▶ _DATASET CONTENT_
═══
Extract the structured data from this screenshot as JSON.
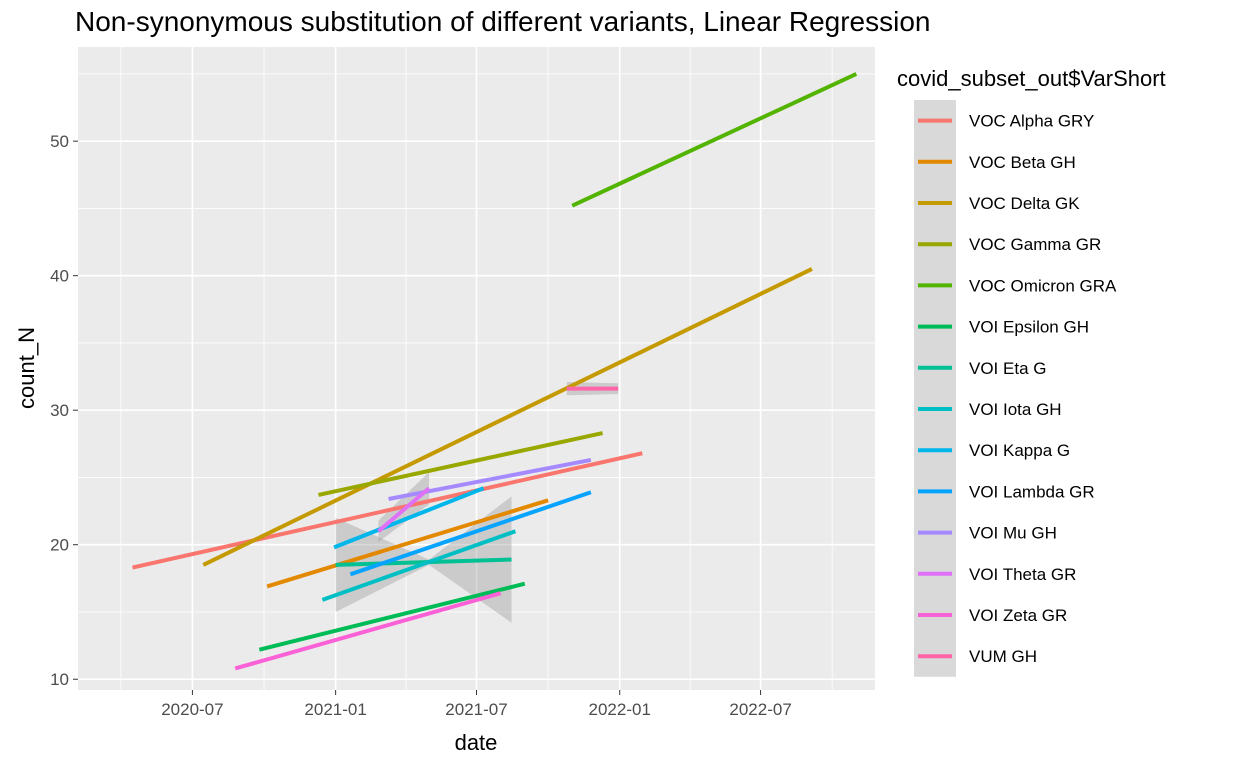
{
  "chart_data": {
    "type": "line",
    "title": "Non-synonymous substitution of different variants, Linear Regression",
    "xlabel": "date",
    "ylabel": "count_N",
    "x_ticks": [
      "2020-07",
      "2021-01",
      "2021-07",
      "2022-01",
      "2022-07"
    ],
    "y_ticks": [
      10,
      20,
      30,
      40,
      50
    ],
    "xlim": [
      "2020-02-05",
      "2022-11-25"
    ],
    "ylim": [
      9.2,
      57.0
    ],
    "grid": true,
    "legend": {
      "title": "covid_subset_out$VarShort",
      "position": "right"
    },
    "series": [
      {
        "name": "VOC Alpha GRY",
        "color": "#F8766D",
        "x": [
          "2020-04-15",
          "2022-01-30"
        ],
        "y": [
          18.3,
          26.8
        ]
      },
      {
        "name": "VOC Beta GH",
        "color": "#E38900",
        "x": [
          "2020-10-05",
          "2021-10-01"
        ],
        "y": [
          16.9,
          23.3
        ]
      },
      {
        "name": "VOC Delta GK",
        "color": "#C49A00",
        "x": [
          "2020-07-15",
          "2022-09-05"
        ],
        "y": [
          18.5,
          40.5
        ]
      },
      {
        "name": "VOC Gamma GR",
        "color": "#99A800",
        "x": [
          "2020-12-10",
          "2021-12-10"
        ],
        "y": [
          23.7,
          28.3
        ]
      },
      {
        "name": "VOC Omicron GRA",
        "color": "#53B400",
        "x": [
          "2021-11-01",
          "2022-11-01"
        ],
        "y": [
          45.2,
          55.0
        ]
      },
      {
        "name": "VOI Epsilon GH",
        "color": "#00BC56",
        "x": [
          "2020-09-25",
          "2021-09-01"
        ],
        "y": [
          12.2,
          17.1
        ]
      },
      {
        "name": "VOI Eta G",
        "color": "#00C094",
        "x": [
          "2021-01-01",
          "2021-08-15"
        ],
        "y": [
          18.5,
          18.9
        ]
      },
      {
        "name": "VOI Iota GH",
        "color": "#00BFC4",
        "x": [
          "2020-12-15",
          "2021-08-20"
        ],
        "y": [
          15.9,
          21.0
        ]
      },
      {
        "name": "VOI Kappa G",
        "color": "#00B6EB",
        "x": [
          "2020-12-30",
          "2021-07-10"
        ],
        "y": [
          19.8,
          24.2
        ]
      },
      {
        "name": "VOI Lambda GR",
        "color": "#06A4FF",
        "x": [
          "2021-01-20",
          "2021-11-25"
        ],
        "y": [
          17.8,
          23.9
        ]
      },
      {
        "name": "VOI Mu GH",
        "color": "#A58AFF",
        "x": [
          "2021-03-10",
          "2021-11-25"
        ],
        "y": [
          23.4,
          26.3
        ]
      },
      {
        "name": "VOI Theta GR",
        "color": "#DF70F8",
        "x": [
          "2021-02-25",
          "2021-05-01"
        ],
        "y": [
          21.0,
          24.2
        ]
      },
      {
        "name": "VOI Zeta GR",
        "color": "#FB61D7",
        "x": [
          "2020-08-25",
          "2021-08-01"
        ],
        "y": [
          10.8,
          16.4
        ]
      },
      {
        "name": "VUM GH",
        "color": "#FF66A8",
        "x": [
          "2021-10-25",
          "2021-12-30"
        ],
        "y": [
          31.6,
          31.6
        ]
      }
    ],
    "confidence_bands": [
      {
        "series": "VOC Beta GH / VOI Eta G",
        "x": [
          "2021-01-01",
          "2021-05-01",
          "2021-08-15"
        ],
        "lower": [
          15.0,
          18.5,
          14.2
        ],
        "upper": [
          22.0,
          18.9,
          23.6
        ]
      },
      {
        "series": "VOI Theta GR",
        "x": [
          "2021-02-25",
          "2021-05-01"
        ],
        "lower": [
          20.2,
          23.0
        ],
        "upper": [
          21.8,
          25.4
        ]
      },
      {
        "series": "VUM GH",
        "x": [
          "2021-10-25",
          "2021-12-30"
        ],
        "lower": [
          31.1,
          31.2
        ],
        "upper": [
          32.1,
          32.0
        ]
      }
    ]
  }
}
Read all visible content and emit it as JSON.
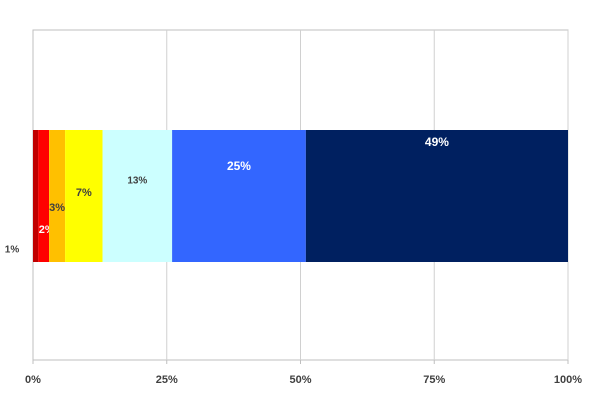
{
  "chart_data": {
    "type": "stacked-bar-horizontal",
    "categories": [
      null
    ],
    "series": [
      {
        "name": "1%",
        "color": "#c00000",
        "values": [
          1
        ],
        "value_labels": [
          "1%"
        ]
      },
      {
        "name": "2%",
        "color": "#ff0000",
        "values": [
          2
        ],
        "value_labels": [
          "2%"
        ]
      },
      {
        "name": "3%",
        "color": "#ffc000",
        "values": [
          3
        ],
        "value_labels": [
          "3%"
        ]
      },
      {
        "name": "7%",
        "color": "#ffff00",
        "values": [
          7
        ],
        "value_labels": [
          "7%"
        ]
      },
      {
        "name": "13%",
        "color": "#ccffff",
        "values": [
          13
        ],
        "value_labels": [
          "13%"
        ]
      },
      {
        "name": "25%",
        "color": "#3366ff",
        "values": [
          25
        ],
        "value_labels": [
          "25%"
        ]
      },
      {
        "name": "49%",
        "color": "#002060",
        "values": [
          49
        ],
        "value_labels": [
          "49%"
        ]
      }
    ],
    "xlim": [
      0,
      100
    ],
    "xticks": [
      {
        "value": 0,
        "label": "0%"
      },
      {
        "value": 25,
        "label": "25%"
      },
      {
        "value": 50,
        "label": "50%"
      },
      {
        "value": 75,
        "label": "75%"
      },
      {
        "value": 100,
        "label": "100%"
      }
    ],
    "grid": true
  }
}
═══
▶ _PROMPT_
Copy the material above exactly and drop the pictures.

▶ _RESULT OF THIS TASK_
Extract the structured data from this screenshot as JSON.
{
  "chart_data": {
    "type": "line",
    "title": "Non-synonymous substitution of different variants, Linear Regression",
    "xlabel": "date",
    "ylabel": "count_N",
    "x_ticks": [
      "2020-07",
      "2021-01",
      "2021-07",
      "2022-01",
      "2022-07"
    ],
    "y_ticks": [
      10,
      20,
      30,
      40,
      50
    ],
    "xlim": [
      "2020-02-05",
      "2022-11-25"
    ],
    "ylim": [
      9.2,
      57.0
    ],
    "grid": true,
    "legend": {
      "title": "covid_subset_out$VarShort",
      "position": "right"
    },
    "series": [
      {
        "name": "VOC Alpha GRY",
        "color": "#F8766D",
        "x": [
          "2020-04-15",
          "2022-01-30"
        ],
        "y": [
          18.3,
          26.8
        ]
      },
      {
        "name": "VOC Beta GH",
        "color": "#E38900",
        "x": [
          "2020-10-05",
          "2021-10-01"
        ],
        "y": [
          16.9,
          23.3
        ]
      },
      {
        "name": "VOC Delta GK",
        "color": "#C49A00",
        "x": [
          "2020-07-15",
          "2022-09-05"
        ],
        "y": [
          18.5,
          40.5
        ]
      },
      {
        "name": "VOC Gamma GR",
        "color": "#99A800",
        "x": [
          "2020-12-10",
          "2021-12-10"
        ],
        "y": [
          23.7,
          28.3
        ]
      },
      {
        "name": "VOC Omicron GRA",
        "color": "#53B400",
        "x": [
          "2021-11-01",
          "2022-11-01"
        ],
        "y": [
          45.2,
          55.0
        ]
      },
      {
        "name": "VOI Epsilon GH",
        "color": "#00BC56",
        "x": [
          "2020-09-25",
          "2021-09-01"
        ],
        "y": [
          12.2,
          17.1
        ]
      },
      {
        "name": "VOI Eta G",
        "color": "#00C094",
        "x": [
          "2021-01-01",
          "2021-08-15"
        ],
        "y": [
          18.5,
          18.9
        ]
      },
      {
        "name": "VOI Iota GH",
        "color": "#00BFC4",
        "x": [
          "2020-12-15",
          "2021-08-20"
        ],
        "y": [
          15.9,
          21.0
        ]
      },
      {
        "name": "VOI Kappa G",
        "color": "#00B6EB",
        "x": [
          "2020-12-30",
          "2021-07-10"
        ],
        "y": [
          19.8,
          24.2
        ]
      },
      {
        "name": "VOI Lambda GR",
        "color": "#06A4FF",
        "x": [
          "2021-01-20",
          "2021-11-25"
        ],
        "y": [
          17.8,
          23.9
        ]
      },
      {
        "name": "VOI Mu GH",
        "color": "#A58AFF",
        "x": [
          "2021-03-10",
          "2021-11-25"
        ],
        "y": [
          23.4,
          26.3
        ]
      },
      {
        "name": "VOI Theta GR",
        "color": "#DF70F8",
        "x": [
          "2021-02-25",
          "2021-05-01"
        ],
        "y": [
          21.0,
          24.2
        ]
      },
      {
        "name": "VOI Zeta GR",
        "color": "#FB61D7",
        "x": [
          "2020-08-25",
          "2021-08-01"
        ],
        "y": [
          10.8,
          16.4
        ]
      },
      {
        "name": "VUM GH",
        "color": "#FF66A8",
        "x": [
          "2021-10-25",
          "2021-12-30"
        ],
        "y": [
          31.6,
          31.6
        ]
      }
    ],
    "confidence_bands": [
      {
        "series": "VOC Beta GH / VOI Eta G",
        "x": [
          "2021-01-01",
          "2021-05-01",
          "2021-08-15"
        ],
        "lower": [
          15.0,
          18.5,
          14.2
        ],
        "upper": [
          22.0,
          18.9,
          23.6
        ]
      },
      {
        "series": "VOI Theta GR",
        "x": [
          "2021-02-25",
          "2021-05-01"
        ],
        "lower": [
          20.2,
          23.0
        ],
        "upper": [
          21.8,
          25.4
        ]
      },
      {
        "series": "VUM GH",
        "x": [
          "2021-10-25",
          "2021-12-30"
        ],
        "lower": [
          31.1,
          31.2
        ],
        "upper": [
          32.1,
          32.0
        ]
      }
    ]
  }
}
Read all visible content and emit it as JSON.
{
  "chart_data": {
    "type": "stacked-bar-horizontal",
    "categories": [
      null
    ],
    "series": [
      {
        "name": "1%",
        "color": "#c00000",
        "values": [
          1
        ],
        "value_labels": [
          "1%"
        ]
      },
      {
        "name": "2%",
        "color": "#ff0000",
        "values": [
          2
        ],
        "value_labels": [
          "2%"
        ]
      },
      {
        "name": "3%",
        "color": "#ffc000",
        "values": [
          3
        ],
        "value_labels": [
          "3%"
        ]
      },
      {
        "name": "7%",
        "color": "#ffff00",
        "values": [
          7
        ],
        "value_labels": [
          "7%"
        ]
      },
      {
        "name": "13%",
        "color": "#ccffff",
        "values": [
          13
        ],
        "value_labels": [
          "13%"
        ]
      },
      {
        "name": "25%",
        "color": "#3366ff",
        "values": [
          25
        ],
        "value_labels": [
          "25%"
        ]
      },
      {
        "name": "49%",
        "color": "#002060",
        "values": [
          49
        ],
        "value_labels": [
          "49%"
        ]
      }
    ],
    "xlim": [
      0,
      100
    ],
    "xticks": [
      {
        "value": 0,
        "label": "0%"
      },
      {
        "value": 25,
        "label": "25%"
      },
      {
        "value": 50,
        "label": "50%"
      },
      {
        "value": 75,
        "label": "75%"
      },
      {
        "value": 100,
        "label": "100%"
      }
    ],
    "grid": true
  }
}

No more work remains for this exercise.